- **INFORMATION GIVEN**:
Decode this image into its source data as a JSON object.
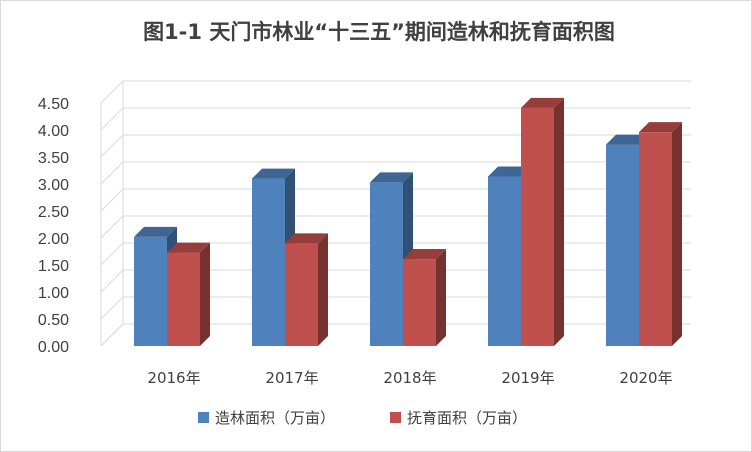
{
  "chart_data": {
    "type": "bar",
    "title": "图1-1  天门市林业“十三五”期间造林和抚育面积图",
    "categories": [
      "2016年",
      "2017年",
      "2018年",
      "2019年",
      "2020年"
    ],
    "series": [
      {
        "name": "造林面积（万亩）",
        "color": "#4f81bd",
        "values": [
          2.02,
          3.1,
          3.03,
          3.14,
          3.73
        ]
      },
      {
        "name": "抚育面积（万亩）",
        "color": "#c0504d",
        "values": [
          1.73,
          1.9,
          1.61,
          4.41,
          3.96
        ]
      }
    ],
    "ylim": [
      0,
      4.5
    ],
    "ytick_labels": [
      "0.00",
      "0.50",
      "1.00",
      "1.50",
      "2.00",
      "2.50",
      "3.00",
      "3.50",
      "4.00",
      "4.50"
    ],
    "grid": true,
    "legend": "bottom",
    "style": "3d-clustered-column"
  }
}
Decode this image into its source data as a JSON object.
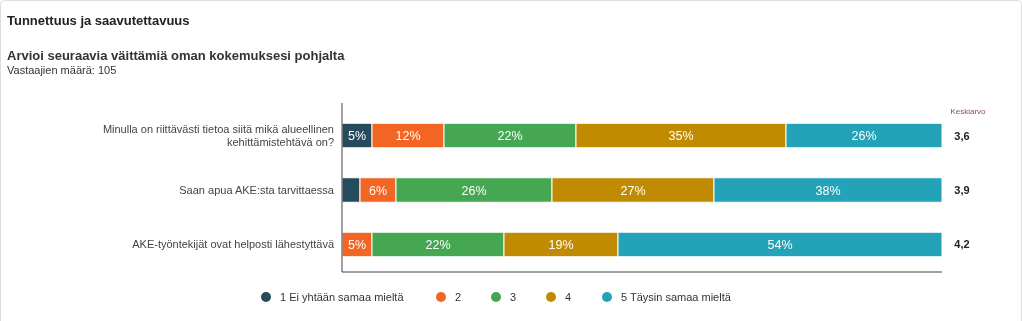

- **EXERCISE BRIEF**:
Copy the records above exactly, leaving out every picture.

- **RESPONSE TO THIS TASK**:
Decode this image into its source data as a JSON object.
{
  "chart_data": {
    "type": "bar",
    "title": "图1-1  天门市林业“十三五”期间造林和抚育面积图",
    "categories": [
      "2016年",
      "2017年",
      "2018年",
      "2019年",
      "2020年"
    ],
    "series": [
      {
        "name": "造林面积（万亩）",
        "color": "#4f81bd",
        "values": [
          2.02,
          3.1,
          3.03,
          3.14,
          3.73
        ]
      },
      {
        "name": "抚育面积（万亩）",
        "color": "#c0504d",
        "values": [
          1.73,
          1.9,
          1.61,
          4.41,
          3.96
        ]
      }
    ],
    "ylim": [
      0,
      4.5
    ],
    "ytick_labels": [
      "0.00",
      "0.50",
      "1.00",
      "1.50",
      "2.00",
      "2.50",
      "3.00",
      "3.50",
      "4.00",
      "4.50"
    ],
    "grid": true,
    "legend": "bottom",
    "style": "3d-clustered-column"
  }
}
Decode this image into its source data as a JSON object.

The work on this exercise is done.